(Given task):
Track down the lines that contain "this" and copy them.

(Material):
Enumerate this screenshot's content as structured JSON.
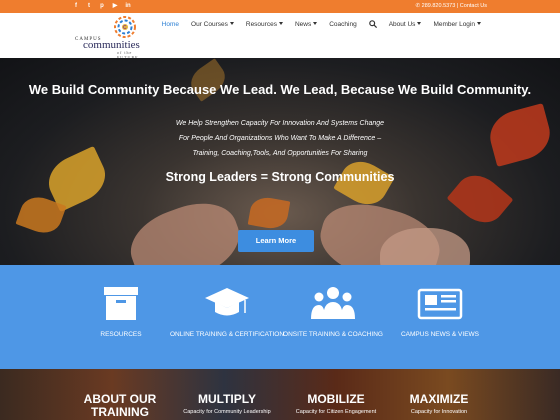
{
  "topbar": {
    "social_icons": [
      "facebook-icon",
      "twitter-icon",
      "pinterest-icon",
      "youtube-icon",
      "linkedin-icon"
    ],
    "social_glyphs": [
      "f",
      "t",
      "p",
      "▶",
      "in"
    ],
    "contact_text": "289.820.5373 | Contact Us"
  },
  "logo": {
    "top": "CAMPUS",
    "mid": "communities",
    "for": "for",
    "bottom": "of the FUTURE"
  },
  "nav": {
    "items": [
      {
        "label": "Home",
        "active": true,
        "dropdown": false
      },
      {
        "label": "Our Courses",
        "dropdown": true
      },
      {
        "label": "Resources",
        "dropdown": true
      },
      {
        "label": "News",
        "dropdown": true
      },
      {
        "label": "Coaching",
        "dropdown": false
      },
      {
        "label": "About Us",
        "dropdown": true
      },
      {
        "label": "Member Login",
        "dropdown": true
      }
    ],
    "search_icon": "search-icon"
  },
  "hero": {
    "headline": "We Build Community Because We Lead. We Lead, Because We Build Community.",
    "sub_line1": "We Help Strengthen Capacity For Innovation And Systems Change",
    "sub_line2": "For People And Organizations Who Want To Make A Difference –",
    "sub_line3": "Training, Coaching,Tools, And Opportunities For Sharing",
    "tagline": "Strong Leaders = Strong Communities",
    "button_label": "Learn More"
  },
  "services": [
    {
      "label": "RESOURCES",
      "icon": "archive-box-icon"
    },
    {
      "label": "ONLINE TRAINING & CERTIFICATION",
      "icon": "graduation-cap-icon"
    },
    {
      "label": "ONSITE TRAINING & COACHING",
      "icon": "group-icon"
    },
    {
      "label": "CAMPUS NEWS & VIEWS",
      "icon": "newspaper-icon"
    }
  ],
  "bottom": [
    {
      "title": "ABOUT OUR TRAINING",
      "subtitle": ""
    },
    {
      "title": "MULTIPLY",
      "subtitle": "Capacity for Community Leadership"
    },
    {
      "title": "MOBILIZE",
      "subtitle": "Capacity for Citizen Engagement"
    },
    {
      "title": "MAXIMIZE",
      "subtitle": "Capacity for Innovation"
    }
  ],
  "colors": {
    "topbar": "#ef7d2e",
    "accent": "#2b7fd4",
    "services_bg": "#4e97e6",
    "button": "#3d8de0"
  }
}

==

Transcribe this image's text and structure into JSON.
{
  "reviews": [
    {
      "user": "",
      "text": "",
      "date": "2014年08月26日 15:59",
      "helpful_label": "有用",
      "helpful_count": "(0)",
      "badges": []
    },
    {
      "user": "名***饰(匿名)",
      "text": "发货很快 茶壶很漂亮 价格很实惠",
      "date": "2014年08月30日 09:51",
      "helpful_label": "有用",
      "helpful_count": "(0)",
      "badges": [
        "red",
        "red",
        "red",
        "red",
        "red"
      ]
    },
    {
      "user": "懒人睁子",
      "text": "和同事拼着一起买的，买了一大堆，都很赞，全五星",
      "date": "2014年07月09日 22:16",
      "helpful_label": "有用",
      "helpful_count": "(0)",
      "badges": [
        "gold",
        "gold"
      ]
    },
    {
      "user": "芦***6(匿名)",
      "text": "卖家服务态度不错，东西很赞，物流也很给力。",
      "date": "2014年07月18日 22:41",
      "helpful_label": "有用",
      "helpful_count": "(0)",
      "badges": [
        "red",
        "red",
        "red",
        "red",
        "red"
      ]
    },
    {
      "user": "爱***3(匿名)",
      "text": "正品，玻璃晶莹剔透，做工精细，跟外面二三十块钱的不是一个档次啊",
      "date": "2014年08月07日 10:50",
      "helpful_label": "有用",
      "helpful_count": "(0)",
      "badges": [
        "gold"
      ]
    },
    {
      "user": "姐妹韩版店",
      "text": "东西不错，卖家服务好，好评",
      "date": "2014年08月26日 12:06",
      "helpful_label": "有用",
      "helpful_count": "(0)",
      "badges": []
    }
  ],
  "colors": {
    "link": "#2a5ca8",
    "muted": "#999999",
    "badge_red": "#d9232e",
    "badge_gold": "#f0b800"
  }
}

(Reply):
Enumerate this screenshot's content as structured JSON.
Transcribe this image's text and structure into JSON.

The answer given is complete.